◆ **REQUIREMENTS**
Locate the string "COOH" throughout the material and copy every line in which it occurs.

** START OF LISTED RECORDS **

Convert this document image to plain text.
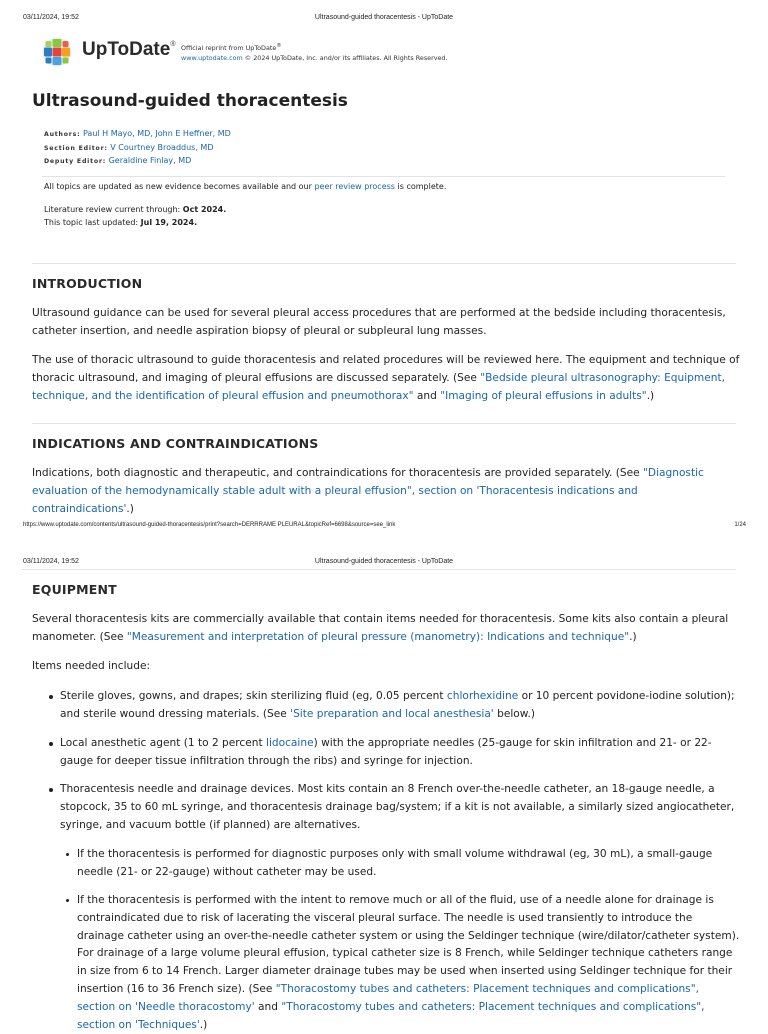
03/11/2024, 19:52	Ultrasound-guided thoracentesis - UpToDate
UpToDate® Official reprint from UpToDate®
www.uptodate.com © 2024 UpToDate, Inc. and/or its affiliates. All Rights Reserved.
Ultrasound-guided thoracentesis
Authors: Paul H Mayo, MD, John E Heffner, MD
Section Editor: V Courtney Broaddus, MD
Deputy Editor: Geraldine Finlay, MD
All topics are updated as new evidence becomes available and our peer review process is complete.
Literature review current through: Oct 2024.
This topic last updated: Jul 19, 2024.
INTRODUCTION
Ultrasound guidance can be used for several pleural access procedures that are performed at the bedside including thoracentesis, catheter insertion, and needle aspiration biopsy of pleural or subpleural lung masses.
The use of thoracic ultrasound to guide thoracentesis and related procedures will be reviewed here. The equipment and technique of thoracic ultrasound, and imaging of pleural effusions are discussed separately. (See "Bedside pleural ultrasonography: Equipment, technique, and the identification of pleural effusion and pneumothorax" and "Imaging of pleural effusions in adults".)
INDICATIONS AND CONTRAINDICATIONS
Indications, both diagnostic and therapeutic, and contraindications for thoracentesis are provided separately. (See "Diagnostic evaluation of the hemodynamically stable adult with a pleural effusion", section on 'Thoracentesis indications and contraindications'.)
https://www.uptodate.com/contents/ultrasound-guided-thoracentesis/print?search=DERRRAME PLEURAL&topicRef=6698&source=see_link	1/24
03/11/2024, 19:52	Ultrasound-guided thoracentesis - UpToDate
EQUIPMENT
Several thoracentesis kits are commercially available that contain items needed for thoracentesis. Some kits also contain a pleural manometer. (See "Measurement and interpretation of pleural pressure (manometry): Indications and technique".)
Items needed include:
Sterile gloves, gowns, and drapes; skin sterilizing fluid (eg, 0.05 percent chlorhexidine or 10 percent povidone-iodine solution); and sterile wound dressing materials. (See 'Site preparation and local anesthesia' below.)
Local anesthetic agent (1 to 2 percent lidocaine) with the appropriate needles (25-gauge for skin infiltration and 21- or 22-gauge for deeper tissue infiltration through the ribs) and syringe for injection.
Thoracentesis needle and drainage devices. Most kits contain an 8 French over-the-needle catheter, an 18-gauge needle, a stopcock, 35 to 60 mL syringe, and thoracentesis drainage bag/system; if a kit is not available, a similarly sized angiocatheter, syringe, and vacuum bottle (if planned) are alternatives.
If the thoracentesis is performed for diagnostic purposes only with small volume withdrawal (eg, 30 mL), a small-gauge needle (21- or 22-gauge) without catheter may be used.
If the thoracentesis is performed with the intent to remove much or all of the fluid, use of a needle alone for drainage is contraindicated due to risk of lacerating the visceral pleural surface. The needle is used transiently to introduce the drainage catheter using an over-the-needle catheter system or using the Seldinger technique (wire/dilator/catheter system). For drainage of a large volume pleural effusion, typical catheter size is 8 French, while Seldinger technique catheters range in size from 6 to 14 French. Larger diameter drainage tubes may be used when inserted using Seldinger technique for their insertion (16 to 36 French size). (See "Thoracostomy tubes and catheters: Placement techniques and complications", section on 'Needle thoracostomy' and "Thoracostomy tubes and catheters: Placement techniques and complications", section on 'Techniques'.)
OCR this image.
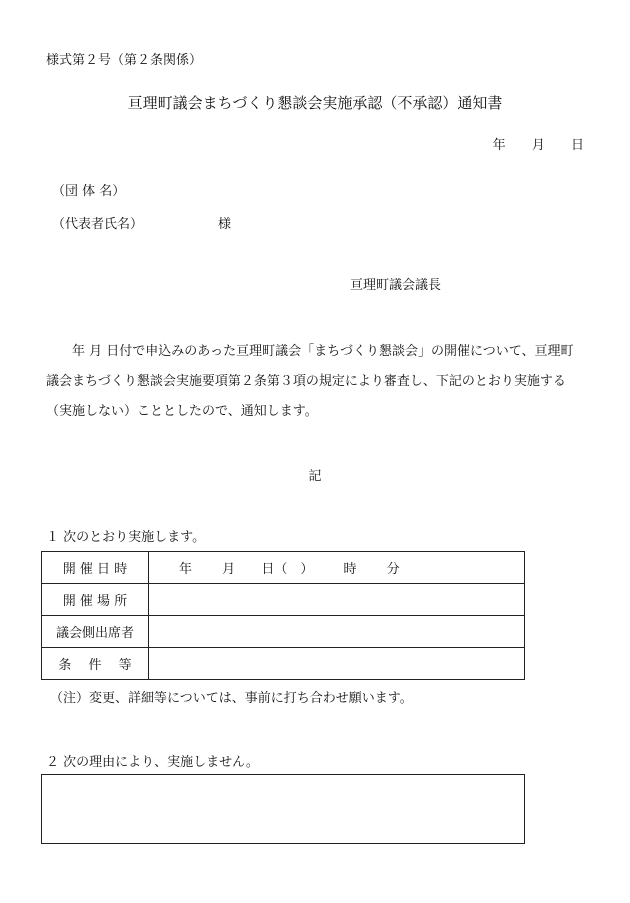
様式第２号（第２条関係）
亘理町議会まちづくり懇談会実施承認（不承認）通知書
年 月 日
（団 体 名）
（代表者氏名）	様
亘理町議会議長
年 月 日付で申込みのあった亘理町議会「まちづくり懇談会」の開催について、亘理町議会まちづくり懇談会実施要項第２条第３項の規定により審査し、下記のとおり実施する（実施しない）こととしたので、通知します。
記
１ 次のとおり実施します。
開 催 日 時	年 月 日（　） 時 分
開 催 場 所	
議会側出席者	
条　 件　 等	
（注）変更、詳細等については、事前に打ち合わせ願います。
２ 次の理由により、実施しません。
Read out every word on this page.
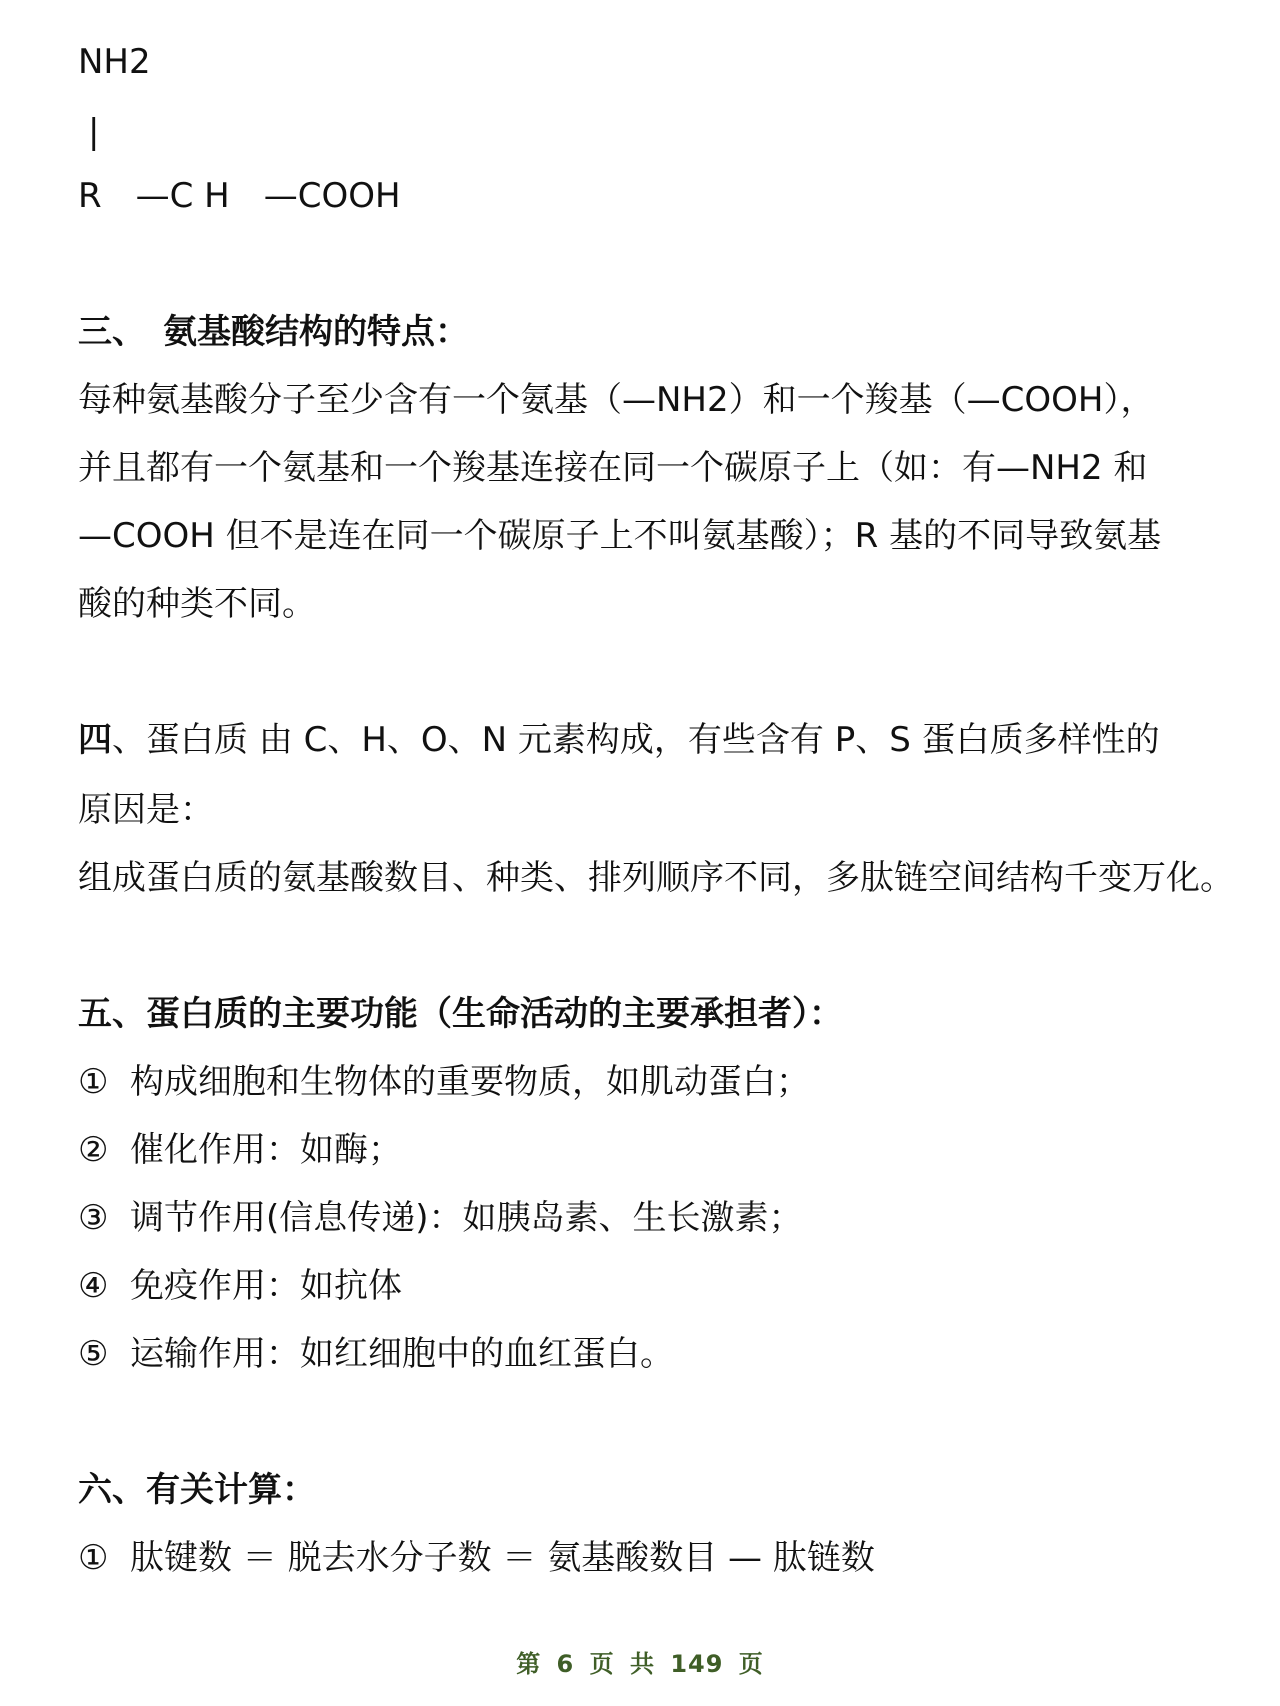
NH2
|
R　—C H　—COOH
三、　氨基酸结构的特点：
每种氨基酸分子至少含有一个氨基（—NH2）和一个羧基（—COOH），
并且都有一个氨基和一个羧基连接在同一个碳原子上（如：有—NH2 和
—COOH 但不是连在同一个碳原子上不叫氨基酸）；R 基的不同导致氨基
酸的种类不同。
四、蛋白质 由 C、H、O、N 元素构成，有些含有 P、S 蛋白质多样性的
原因是：
组成蛋白质的氨基酸数目、种类、排列顺序不同，多肽链空间结构千变万化。
五、蛋白质的主要功能（生命活动的主要承担者）：
① 构成细胞和生物体的重要物质，如肌动蛋白；
② 催化作用：如酶；
③ 调节作用(信息传递)：如胰岛素、生长激素；
④ 免疫作用：如抗体
⑤ 运输作用：如红细胞中的血红蛋白。
六、有关计算：
① 肽键数 ＝ 脱去水分子数 ＝ 氨基酸数目 — 肽链数
第 6 页 共 149 页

** END OF LISTED RECORDS **

◆ **RESULT OF THIS EXERCISE**
R　—C H　—COOH
每种氨基酸分子至少含有一个氨基（—NH2）和一个羧基（—COOH），
—COOH 但不是连在同一个碳原子上不叫氨基酸）；R 基的不同导致氨基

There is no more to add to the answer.